DATA RECORDS:
= = =

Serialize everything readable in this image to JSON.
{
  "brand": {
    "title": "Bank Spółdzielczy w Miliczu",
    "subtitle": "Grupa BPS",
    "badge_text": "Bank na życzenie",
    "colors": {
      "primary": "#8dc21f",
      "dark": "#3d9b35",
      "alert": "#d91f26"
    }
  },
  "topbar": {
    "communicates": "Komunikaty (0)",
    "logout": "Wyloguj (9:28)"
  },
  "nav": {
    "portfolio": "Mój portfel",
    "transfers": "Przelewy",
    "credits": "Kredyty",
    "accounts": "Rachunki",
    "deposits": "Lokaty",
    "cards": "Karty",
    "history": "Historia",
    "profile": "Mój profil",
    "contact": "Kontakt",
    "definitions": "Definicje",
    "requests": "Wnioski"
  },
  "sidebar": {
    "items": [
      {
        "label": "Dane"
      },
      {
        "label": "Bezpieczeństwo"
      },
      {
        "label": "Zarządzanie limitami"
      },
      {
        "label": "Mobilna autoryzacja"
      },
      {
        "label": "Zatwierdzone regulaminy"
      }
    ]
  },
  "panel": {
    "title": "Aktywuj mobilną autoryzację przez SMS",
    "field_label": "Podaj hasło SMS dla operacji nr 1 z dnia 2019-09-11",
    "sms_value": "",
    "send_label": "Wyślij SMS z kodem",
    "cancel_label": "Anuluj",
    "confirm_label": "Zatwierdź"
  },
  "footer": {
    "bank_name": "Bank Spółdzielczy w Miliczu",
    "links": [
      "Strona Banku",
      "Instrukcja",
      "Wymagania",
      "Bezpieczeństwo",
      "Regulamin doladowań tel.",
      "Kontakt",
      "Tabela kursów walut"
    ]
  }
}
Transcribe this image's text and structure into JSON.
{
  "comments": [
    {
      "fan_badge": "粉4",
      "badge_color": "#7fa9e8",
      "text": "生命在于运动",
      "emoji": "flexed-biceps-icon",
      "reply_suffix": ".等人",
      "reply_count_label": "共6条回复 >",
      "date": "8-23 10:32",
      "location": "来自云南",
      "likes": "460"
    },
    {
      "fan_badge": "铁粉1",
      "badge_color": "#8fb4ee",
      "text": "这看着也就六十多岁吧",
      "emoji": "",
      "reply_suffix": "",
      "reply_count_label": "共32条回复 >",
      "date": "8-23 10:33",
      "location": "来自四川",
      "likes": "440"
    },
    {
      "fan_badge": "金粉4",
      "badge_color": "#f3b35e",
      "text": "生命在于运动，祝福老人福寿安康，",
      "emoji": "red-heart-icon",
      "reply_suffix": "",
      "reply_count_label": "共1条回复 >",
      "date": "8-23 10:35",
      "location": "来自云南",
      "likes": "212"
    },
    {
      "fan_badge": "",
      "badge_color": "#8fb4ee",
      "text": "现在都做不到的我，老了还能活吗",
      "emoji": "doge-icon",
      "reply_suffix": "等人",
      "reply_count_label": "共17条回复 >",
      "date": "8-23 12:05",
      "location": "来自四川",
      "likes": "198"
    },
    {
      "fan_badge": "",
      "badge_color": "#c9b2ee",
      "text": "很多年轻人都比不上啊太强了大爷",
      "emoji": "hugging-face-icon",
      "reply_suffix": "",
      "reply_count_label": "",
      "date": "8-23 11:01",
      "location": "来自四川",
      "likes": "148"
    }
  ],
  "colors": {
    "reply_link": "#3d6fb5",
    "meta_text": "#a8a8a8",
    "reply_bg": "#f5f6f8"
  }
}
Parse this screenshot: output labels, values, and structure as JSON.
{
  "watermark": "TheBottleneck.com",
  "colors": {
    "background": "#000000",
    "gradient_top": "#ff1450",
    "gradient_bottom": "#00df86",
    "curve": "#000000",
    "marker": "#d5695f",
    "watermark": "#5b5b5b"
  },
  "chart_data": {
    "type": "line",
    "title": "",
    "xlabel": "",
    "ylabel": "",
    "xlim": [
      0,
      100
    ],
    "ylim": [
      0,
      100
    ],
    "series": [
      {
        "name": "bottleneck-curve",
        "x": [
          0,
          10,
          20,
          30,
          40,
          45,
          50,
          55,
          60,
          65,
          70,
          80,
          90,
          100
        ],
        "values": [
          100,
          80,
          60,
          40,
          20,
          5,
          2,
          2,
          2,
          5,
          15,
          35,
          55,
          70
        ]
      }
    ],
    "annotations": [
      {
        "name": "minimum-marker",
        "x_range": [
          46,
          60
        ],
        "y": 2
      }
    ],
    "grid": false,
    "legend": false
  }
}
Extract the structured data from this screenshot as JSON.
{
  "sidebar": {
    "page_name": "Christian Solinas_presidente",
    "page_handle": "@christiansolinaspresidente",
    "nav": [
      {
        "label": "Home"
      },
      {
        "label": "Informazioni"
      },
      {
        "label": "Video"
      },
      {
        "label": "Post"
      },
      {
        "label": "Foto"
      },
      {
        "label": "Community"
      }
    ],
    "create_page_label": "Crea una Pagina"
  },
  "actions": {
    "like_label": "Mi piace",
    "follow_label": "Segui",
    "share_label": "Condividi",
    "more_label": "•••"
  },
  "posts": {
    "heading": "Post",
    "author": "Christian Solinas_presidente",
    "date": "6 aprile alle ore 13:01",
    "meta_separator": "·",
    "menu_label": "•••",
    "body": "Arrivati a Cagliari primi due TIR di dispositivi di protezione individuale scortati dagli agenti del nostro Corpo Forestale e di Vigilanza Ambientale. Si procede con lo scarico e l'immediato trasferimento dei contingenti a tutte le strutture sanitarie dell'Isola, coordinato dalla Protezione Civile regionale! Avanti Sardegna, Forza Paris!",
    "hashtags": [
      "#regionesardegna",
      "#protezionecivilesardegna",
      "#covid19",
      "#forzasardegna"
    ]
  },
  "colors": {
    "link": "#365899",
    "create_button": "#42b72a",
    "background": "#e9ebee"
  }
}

= = =

DIRECTIONS: Give the count of lines in the data above that hold the string "Spółdzielczy", with no additional words.

TASK RESPONSE: 2